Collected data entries
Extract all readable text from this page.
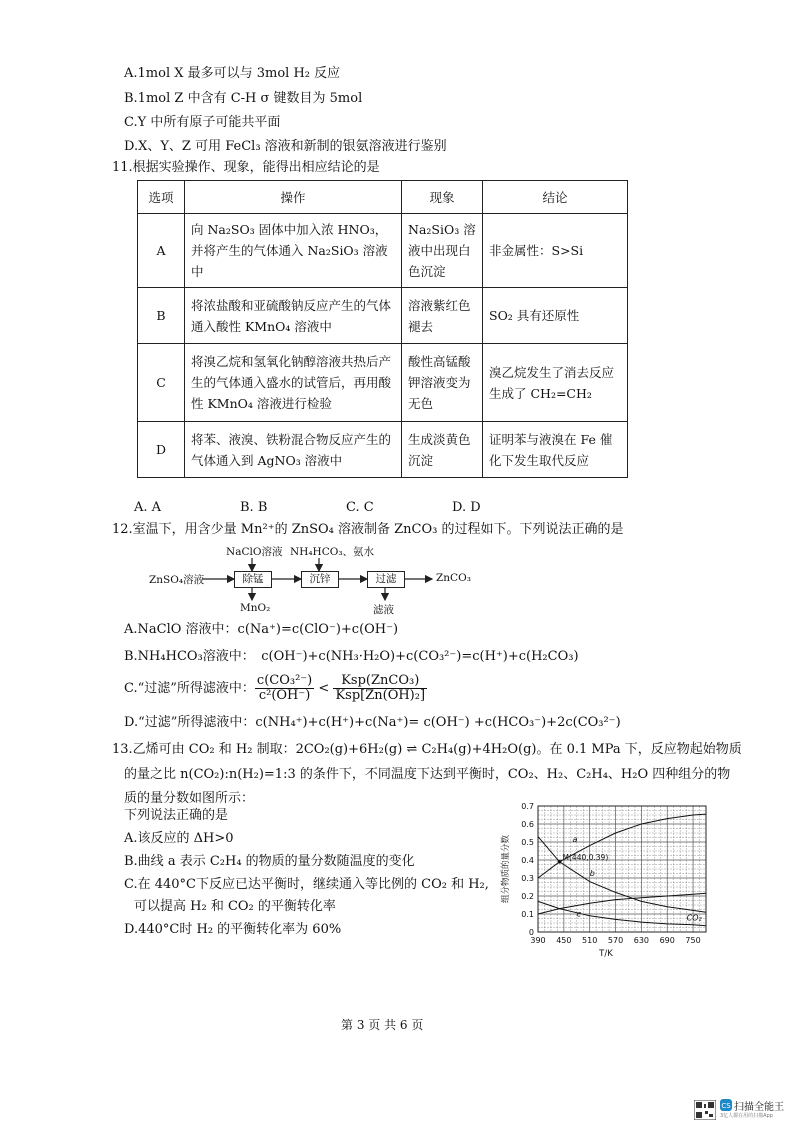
A.1mol X 最多可以与 3mol H₂ 反应
B.1mol Z 中含有 C-H σ 键数目为 5mol
C.Y 中所有原子可能共平面
D.X、Y、Z 可用 FeCl₃ 溶液和新制的银氨溶液进行鉴别
11.根据实验操作、现象，能得出相应结论的是
选项	操作	现象	结论
A	向 Na₂SO₃ 固体中加入浓 HNO₃，并将产生的气体通入 Na₂SiO₃ 溶液中	Na₂SiO₃ 溶液中出现白色沉淀	非金属性：S>Si
B	将浓盐酸和亚硫酸钠反应产生的气体通入酸性 KMnO₄ 溶液中	溶液紫红色褪去	SO₂ 具有还原性
C	将溴乙烷和氢氧化钠醇溶液共热后产生的气体通入盛水的试管后，再用酸性 KMnO₄ 溶液进行检验	酸性高锰酸钾溶液变为无色	溴乙烷发生了消去反应生成了 CH₂=CH₂
D	将苯、液溴、铁粉混合物反应产生的气体通入到 AgNO₃ 溶液中	生成淡黄色沉淀	证明苯与液溴在 Fe 催化下发生取代反应
A. A	B. B	C. C	D. D
12.室温下，用含少量 Mn²⁺的 ZnSO₄ 溶液制备 ZnCO₃ 的过程如下。下列说法正确的是
ZnSO₄溶液	除锰	沉锌	过滤	ZnCO₃
NaClO溶液 NH₄HCO₃、氨水
MnO₂	滤液
A.NaClO 溶液中：c(Na⁺)=c(ClO⁻)+c(OH⁻)
B.NH₄HCO₃溶液中：　c(OH⁻)+c(NH₃·H₂O)+c(CO₃²⁻)=c(H⁺)+c(H₂CO₃)
C.“过滤”所得滤液中： $\frac{\text{c(CO₃²⁻)}}{\text{c²(OH⁻)}} < \frac{\text{Ksp(ZnCO₃)}}{\text{Ksp[Zn(OH)₂]}}$
D.“过滤”所得滤液中：c(NH₄⁺)+c(H⁺)+c(Na⁺)= c(OH⁻) +c(HCO₃⁻)+2c(CO₃²⁻)
13.乙烯可由 CO₂ 和 H₂ 制取：2CO₂(g)+6H₂(g) ⇌ C₂H₄(g)+4H₂O(g)。在 0.1 MPa 下，反应物起始物质
的量之比 n(CO₂):n(H₂)=1:3 的条件下，不同温度下达到平衡时，CO₂、H₂、C₂H₄、H₂O 四种组分的物
质的量分数如图所示：
下列说法正确的是
A.该反应的 ΔH>0
B.曲线 a 表示 C₂H₄ 的物质的量分数随温度的变化
C.在 440°C下反应已达平衡时，继续通入等比例的 CO₂ 和 H₂,
可以提高 H₂ 和 CO₂ 的平衡转化率
D.440°C时 H₂ 的平衡转化率为 60%	0
0.1
0.2
0.3
0.4
0.5
0.6
0.7
390 450 510 570 630 690 750
T/K
组分物质的量分数	a
b
c	CO₂
M(440,0.39)
第 3 页 共 6 页
CS 扫描全能王
3亿人都在用的扫描App
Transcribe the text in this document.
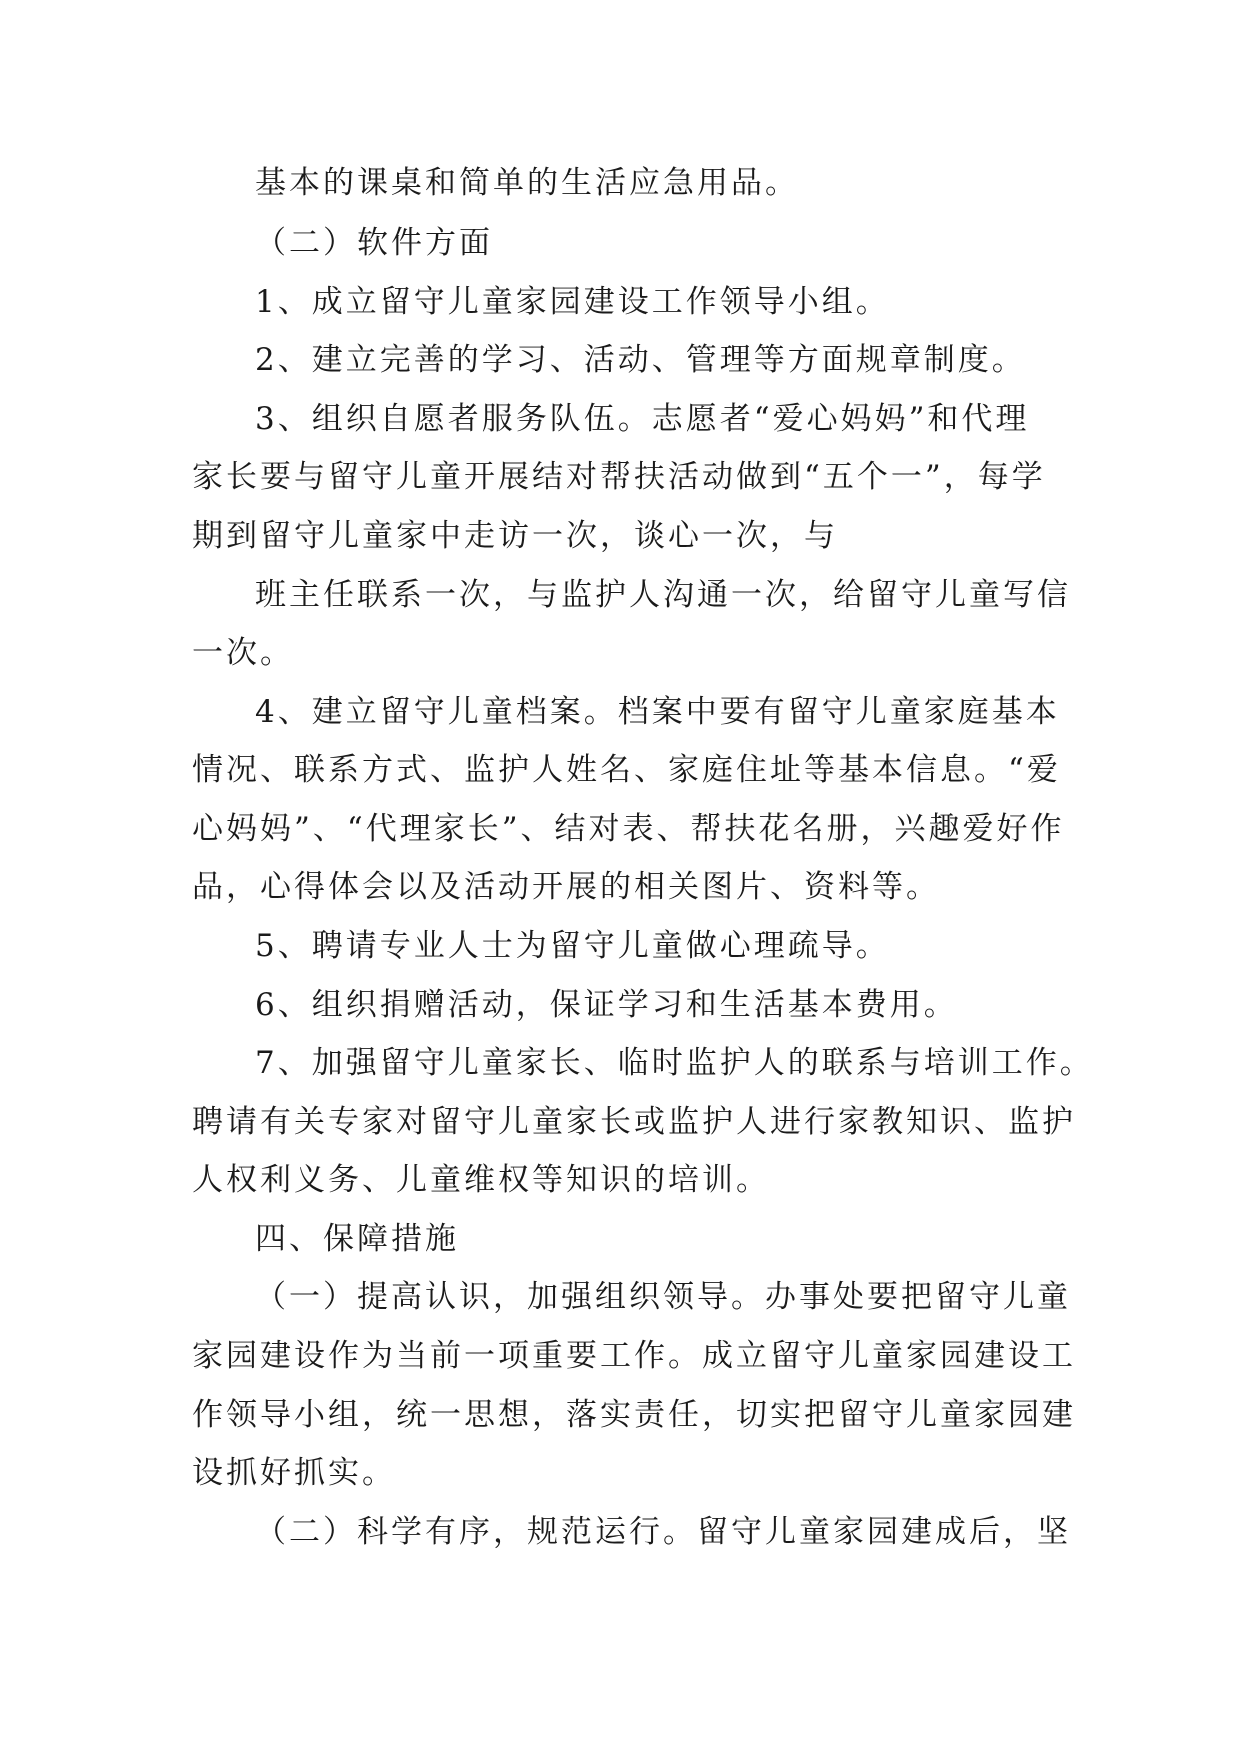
基本的课桌和简单的生活应急用品。
（二）软件方面
1、成立留守儿童家园建设工作领导小组。
2、建立完善的学习、活动、管理等方面规章制度。
3、组织自愿者服务队伍。志愿者“爱心妈妈”和代理
家长要与留守儿童开展结对帮扶活动做到“五个一”，每学
期到留守儿童家中走访一次，谈心一次，与
班主任联系一次，与监护人沟通一次，给留守儿童写信
一次。
4、建立留守儿童档案。档案中要有留守儿童家庭基本
情况、联系方式、监护人姓名、家庭住址等基本信息。“爱
心妈妈”、“代理家长”、结对表、帮扶花名册，兴趣爱好作
品，心得体会以及活动开展的相关图片、资料等。
5、聘请专业人士为留守儿童做心理疏导。
6、组织捐赠活动，保证学习和生活基本费用。
7、加强留守儿童家长、临时监护人的联系与培训工作。
聘请有关专家对留守儿童家长或监护人进行家教知识、监护
人权利义务、儿童维权等知识的培训。
四、保障措施
（一）提高认识，加强组织领导。办事处要把留守儿童
家园建设作为当前一项重要工作。成立留守儿童家园建设工
作领导小组，统一思想，落实责任，切实把留守儿童家园建
设抓好抓实。
（二）科学有序，规范运行。留守儿童家园建成后，坚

Problem statement> Without the pictures, restate all the entries above exactly.

Response>
Extract all readable text from this page.
A.1mol X 最多可以与 3mol H₂ 反应
B.1mol Z 中含有 C-H σ 键数目为 5mol
C.Y 中所有原子可能共平面
D.X、Y、Z 可用 FeCl₃ 溶液和新制的银氨溶液进行鉴别
11.根据实验操作、现象，能得出相应结论的是
选项	操作	现象	结论
A	向 Na₂SO₃ 固体中加入浓 HNO₃，并将产生的气体通入 Na₂SiO₃ 溶液中	Na₂SiO₃ 溶液中出现白色沉淀	非金属性：S>Si
B	将浓盐酸和亚硫酸钠反应产生的气体通入酸性 KMnO₄ 溶液中	溶液紫红色褪去	SO₂ 具有还原性
C	将溴乙烷和氢氧化钠醇溶液共热后产生的气体通入盛水的试管后，再用酸性 KMnO₄ 溶液进行检验	酸性高锰酸钾溶液变为无色	溴乙烷发生了消去反应生成了 CH₂=CH₂
D	将苯、液溴、铁粉混合物反应产生的气体通入到 AgNO₃ 溶液中	生成淡黄色沉淀	证明苯与液溴在 Fe 催化下发生取代反应
A. A	B. B	C. C	D. D
12.室温下，用含少量 Mn²⁺的 ZnSO₄ 溶液制备 ZnCO₃ 的过程如下。下列说法正确的是
ZnSO₄溶液	除锰	沉锌	过滤	ZnCO₃
NaClO溶液 NH₄HCO₃、氨水
MnO₂	滤液
A.NaClO 溶液中：c(Na⁺)=c(ClO⁻)+c(OH⁻)
B.NH₄HCO₃溶液中：　c(OH⁻)+c(NH₃·H₂O)+c(CO₃²⁻)=c(H⁺)+c(H₂CO₃)
C.“过滤”所得滤液中： $\frac{\text{c(CO₃²⁻)}}{\text{c²(OH⁻)}} < \frac{\text{Ksp(ZnCO₃)}}{\text{Ksp[Zn(OH)₂]}}$
D.“过滤”所得滤液中：c(NH₄⁺)+c(H⁺)+c(Na⁺)= c(OH⁻) +c(HCO₃⁻)+2c(CO₃²⁻)
13.乙烯可由 CO₂ 和 H₂ 制取：2CO₂(g)+6H₂(g) ⇌ C₂H₄(g)+4H₂O(g)。在 0.1 MPa 下，反应物起始物质
的量之比 n(CO₂):n(H₂)=1:3 的条件下，不同温度下达到平衡时，CO₂、H₂、C₂H₄、H₂O 四种组分的物
质的量分数如图所示：
下列说法正确的是
A.该反应的 ΔH>0
B.曲线 a 表示 C₂H₄ 的物质的量分数随温度的变化
C.在 440°C下反应已达平衡时，继续通入等比例的 CO₂ 和 H₂,
可以提高 H₂ 和 CO₂ 的平衡转化率
D.440°C时 H₂ 的平衡转化率为 60%	0
0.1
0.2
0.3
0.4
0.5
0.6
0.7
390 450 510 570 630 690 750
T/K
组分物质的量分数	a
b
c	CO₂
M(440,0.39)
第 3 页 共 6 页
CS 扫描全能王
3亿人都在用的扫描App
Transcribe the text in this document.
基本的课桌和简单的生活应急用品。
（二）软件方面
1、成立留守儿童家园建设工作领导小组。
2、建立完善的学习、活动、管理等方面规章制度。
3、组织自愿者服务队伍。志愿者“爱心妈妈”和代理
家长要与留守儿童开展结对帮扶活动做到“五个一”，每学
期到留守儿童家中走访一次，谈心一次，与
班主任联系一次，与监护人沟通一次，给留守儿童写信
一次。
4、建立留守儿童档案。档案中要有留守儿童家庭基本
情况、联系方式、监护人姓名、家庭住址等基本信息。“爱
心妈妈”、“代理家长”、结对表、帮扶花名册，兴趣爱好作
品，心得体会以及活动开展的相关图片、资料等。
5、聘请专业人士为留守儿童做心理疏导。
6、组织捐赠活动，保证学习和生活基本费用。
7、加强留守儿童家长、临时监护人的联系与培训工作。
聘请有关专家对留守儿童家长或监护人进行家教知识、监护
人权利义务、儿童维权等知识的培训。
四、保障措施
（一）提高认识，加强组织领导。办事处要把留守儿童
家园建设作为当前一项重要工作。成立留守儿童家园建设工
作领导小组，统一思想，落实责任，切实把留守儿童家园建
设抓好抓实。
（二）科学有序，规范运行。留守儿童家园建成后，坚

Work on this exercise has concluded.